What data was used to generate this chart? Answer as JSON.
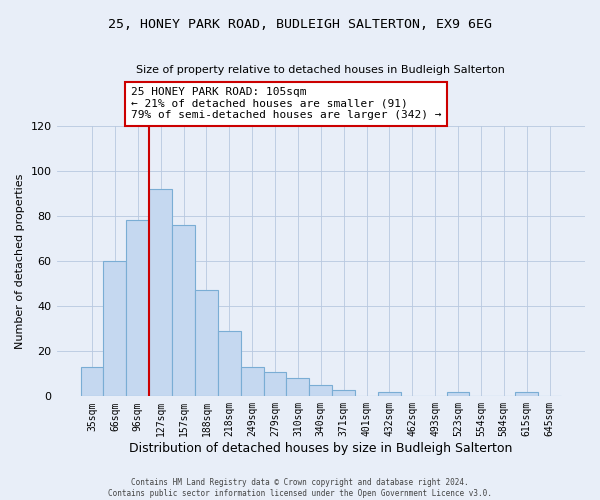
{
  "title_line1": "25, HONEY PARK ROAD, BUDLEIGH SALTERTON, EX9 6EG",
  "title_line2": "Size of property relative to detached houses in Budleigh Salterton",
  "xlabel": "Distribution of detached houses by size in Budleigh Salterton",
  "ylabel": "Number of detached properties",
  "bar_labels": [
    "35sqm",
    "66sqm",
    "96sqm",
    "127sqm",
    "157sqm",
    "188sqm",
    "218sqm",
    "249sqm",
    "279sqm",
    "310sqm",
    "340sqm",
    "371sqm",
    "401sqm",
    "432sqm",
    "462sqm",
    "493sqm",
    "523sqm",
    "554sqm",
    "584sqm",
    "615sqm",
    "645sqm"
  ],
  "bar_values": [
    13,
    60,
    78,
    92,
    76,
    47,
    29,
    13,
    11,
    8,
    5,
    3,
    0,
    2,
    0,
    0,
    2,
    0,
    0,
    2,
    0
  ],
  "bar_color": "#c5d8f0",
  "bar_edgecolor": "#7aadd4",
  "vline_color": "#cc0000",
  "ylim": [
    0,
    120
  ],
  "yticks": [
    0,
    20,
    40,
    60,
    80,
    100,
    120
  ],
  "annotation_title": "25 HONEY PARK ROAD: 105sqm",
  "annotation_line2": "← 21% of detached houses are smaller (91)",
  "annotation_line3": "79% of semi-detached houses are larger (342) →",
  "footer_line1": "Contains HM Land Registry data © Crown copyright and database right 2024.",
  "footer_line2": "Contains public sector information licensed under the Open Government Licence v3.0.",
  "background_color": "#e8eef8",
  "plot_background": "#e8eef8",
  "grid_color": "#b8c8e0"
}
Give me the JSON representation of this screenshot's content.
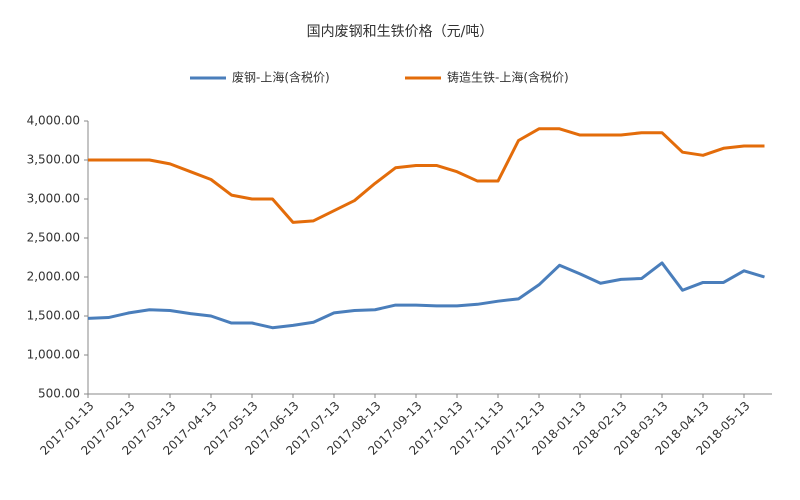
{
  "chart_data": {
    "type": "line",
    "title": "国内废钢和生铁价格（元/吨）",
    "categories": [
      "2017-01-13",
      null,
      "2017-02-13",
      null,
      "2017-03-13",
      null,
      "2017-04-13",
      null,
      "2017-05-13",
      null,
      "2017-06-13",
      null,
      "2017-07-13",
      null,
      "2017-08-13",
      null,
      "2017-09-13",
      null,
      "2017-10-13",
      null,
      "2017-11-13",
      null,
      "2017-12-13",
      null,
      "2018-01-13",
      null,
      "2018-02-13",
      null,
      "2018-03-13",
      null,
      "2018-04-13",
      null,
      "2018-05-13",
      null
    ],
    "series": [
      {
        "name": "废钢-上海(含税价)",
        "color": "#4a7ebb",
        "values": [
          1470,
          1480,
          1540,
          1580,
          1570,
          1530,
          1500,
          1410,
          1410,
          1350,
          1380,
          1420,
          1540,
          1570,
          1580,
          1640,
          1640,
          1630,
          1630,
          1650,
          1690,
          1720,
          1900,
          2150,
          2040,
          1920,
          1970,
          1980,
          2180,
          1830,
          1930,
          1930,
          2080,
          2000
        ]
      },
      {
        "name": "铸造生铁-上海(含税价)",
        "color": "#e36c0a",
        "values": [
          3500,
          3500,
          3500,
          3500,
          3450,
          3350,
          3250,
          3050,
          3000,
          3000,
          2700,
          2720,
          2850,
          2980,
          3200,
          3400,
          3430,
          3430,
          3350,
          3230,
          3230,
          3750,
          3900,
          3900,
          3820,
          3820,
          3820,
          3850,
          3850,
          3600,
          3560,
          3650,
          3680,
          3680
        ]
      }
    ],
    "ylim": [
      500,
      4000
    ],
    "yticks": [
      {
        "value": 500,
        "label": "500.00"
      },
      {
        "value": 1000,
        "label": "1,000.00"
      },
      {
        "value": 1500,
        "label": "1,500.00"
      },
      {
        "value": 2000,
        "label": "2,000.00"
      },
      {
        "value": 2500,
        "label": "2,500.00"
      },
      {
        "value": 3000,
        "label": "3,000.00"
      },
      {
        "value": 3500,
        "label": "3,500.00"
      },
      {
        "value": 4000,
        "label": "4,000.00"
      }
    ],
    "legend": "top"
  }
}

+-------+

- _WHAT YOU HAVE TO DO_:
Locate the lines above that hold the word "PARK". Show every one of them.

- _THE OUTPUT_:
  "title_line1": "25, HONEY PARK ROAD, BUDLEIGH SALTERTON, EX9 6EG",
  "annotation_title": "25 HONEY PARK ROAD: 105sqm",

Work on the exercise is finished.